(Web page and app entries)
-------------------------

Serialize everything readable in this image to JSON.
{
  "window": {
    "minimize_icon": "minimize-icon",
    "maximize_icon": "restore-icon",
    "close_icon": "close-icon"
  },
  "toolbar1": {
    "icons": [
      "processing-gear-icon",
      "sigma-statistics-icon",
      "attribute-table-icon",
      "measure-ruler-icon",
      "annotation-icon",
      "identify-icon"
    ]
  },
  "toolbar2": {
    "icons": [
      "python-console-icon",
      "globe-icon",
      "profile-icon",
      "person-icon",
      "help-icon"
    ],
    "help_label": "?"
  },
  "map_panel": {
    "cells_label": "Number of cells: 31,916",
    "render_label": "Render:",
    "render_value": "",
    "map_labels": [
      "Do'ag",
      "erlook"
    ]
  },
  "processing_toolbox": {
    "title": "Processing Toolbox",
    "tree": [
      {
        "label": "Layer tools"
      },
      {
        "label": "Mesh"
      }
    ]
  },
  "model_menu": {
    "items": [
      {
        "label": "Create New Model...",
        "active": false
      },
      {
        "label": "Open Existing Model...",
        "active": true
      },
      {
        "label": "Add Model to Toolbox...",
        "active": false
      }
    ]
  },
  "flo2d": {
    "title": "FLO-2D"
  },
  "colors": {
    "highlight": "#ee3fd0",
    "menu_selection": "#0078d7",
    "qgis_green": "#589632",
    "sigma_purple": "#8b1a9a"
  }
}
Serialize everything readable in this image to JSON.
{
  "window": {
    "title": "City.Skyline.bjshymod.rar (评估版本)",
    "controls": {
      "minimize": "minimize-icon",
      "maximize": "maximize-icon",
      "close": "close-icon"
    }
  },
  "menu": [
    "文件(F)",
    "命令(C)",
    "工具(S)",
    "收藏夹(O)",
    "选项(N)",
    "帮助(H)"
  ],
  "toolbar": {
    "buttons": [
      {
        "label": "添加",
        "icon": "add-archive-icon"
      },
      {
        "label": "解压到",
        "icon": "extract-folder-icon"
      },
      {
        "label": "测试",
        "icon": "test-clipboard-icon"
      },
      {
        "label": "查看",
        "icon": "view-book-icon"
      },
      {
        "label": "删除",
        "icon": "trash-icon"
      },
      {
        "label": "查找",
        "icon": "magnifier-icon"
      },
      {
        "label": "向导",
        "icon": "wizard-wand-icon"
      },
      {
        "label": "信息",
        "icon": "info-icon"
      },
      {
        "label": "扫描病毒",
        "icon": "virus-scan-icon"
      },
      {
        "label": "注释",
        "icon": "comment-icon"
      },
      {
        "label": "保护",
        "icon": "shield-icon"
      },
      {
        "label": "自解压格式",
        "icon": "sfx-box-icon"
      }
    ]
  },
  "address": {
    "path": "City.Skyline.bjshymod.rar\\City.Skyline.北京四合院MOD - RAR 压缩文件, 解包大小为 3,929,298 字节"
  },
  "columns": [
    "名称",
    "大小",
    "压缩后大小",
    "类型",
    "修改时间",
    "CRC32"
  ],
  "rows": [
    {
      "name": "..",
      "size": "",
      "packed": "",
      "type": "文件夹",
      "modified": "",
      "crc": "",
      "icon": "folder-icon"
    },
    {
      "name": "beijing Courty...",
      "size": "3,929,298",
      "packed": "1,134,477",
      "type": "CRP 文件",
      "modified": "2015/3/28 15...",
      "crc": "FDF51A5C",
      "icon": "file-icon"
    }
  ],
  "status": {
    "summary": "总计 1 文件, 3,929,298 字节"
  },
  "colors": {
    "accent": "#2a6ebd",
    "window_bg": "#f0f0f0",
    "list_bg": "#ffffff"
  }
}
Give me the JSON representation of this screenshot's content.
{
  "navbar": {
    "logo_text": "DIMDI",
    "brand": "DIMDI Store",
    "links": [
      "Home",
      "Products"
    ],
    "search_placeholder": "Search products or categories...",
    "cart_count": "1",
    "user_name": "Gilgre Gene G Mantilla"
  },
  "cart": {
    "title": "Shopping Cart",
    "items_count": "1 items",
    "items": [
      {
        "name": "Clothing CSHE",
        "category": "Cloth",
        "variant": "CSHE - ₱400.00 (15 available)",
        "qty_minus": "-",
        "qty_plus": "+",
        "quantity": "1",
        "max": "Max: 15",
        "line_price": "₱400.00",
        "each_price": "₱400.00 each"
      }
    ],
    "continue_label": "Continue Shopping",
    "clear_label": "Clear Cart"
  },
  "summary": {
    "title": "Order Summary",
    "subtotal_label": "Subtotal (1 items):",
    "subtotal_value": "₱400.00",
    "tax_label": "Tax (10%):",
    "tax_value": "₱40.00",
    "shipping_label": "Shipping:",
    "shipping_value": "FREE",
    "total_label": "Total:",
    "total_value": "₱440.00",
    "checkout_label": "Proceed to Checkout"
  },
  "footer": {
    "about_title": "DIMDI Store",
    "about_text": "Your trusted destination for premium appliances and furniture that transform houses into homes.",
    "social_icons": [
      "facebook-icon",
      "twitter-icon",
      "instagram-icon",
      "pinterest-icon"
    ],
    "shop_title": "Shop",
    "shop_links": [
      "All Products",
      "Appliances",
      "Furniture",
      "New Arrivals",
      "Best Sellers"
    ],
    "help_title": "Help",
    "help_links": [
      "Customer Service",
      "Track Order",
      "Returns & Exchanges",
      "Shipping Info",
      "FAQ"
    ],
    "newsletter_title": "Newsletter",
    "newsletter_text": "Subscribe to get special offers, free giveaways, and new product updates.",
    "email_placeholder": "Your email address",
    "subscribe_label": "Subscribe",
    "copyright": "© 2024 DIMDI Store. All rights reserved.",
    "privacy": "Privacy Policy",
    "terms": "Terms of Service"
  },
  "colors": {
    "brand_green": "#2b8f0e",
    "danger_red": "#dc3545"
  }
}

-------------------------

YOUR TASK
Lines containing the string "City" are the ones to copy from the entries above.

SOLVED PROBLEM
    "title": "City.Skyline.bjshymod.rar (评估版本)",
    "path": "City.Skyline.bjshymod.rar\\City.Skyline.北京四合院MOD - RAR 压缩文件, 解包大小为 3,929,298 字节"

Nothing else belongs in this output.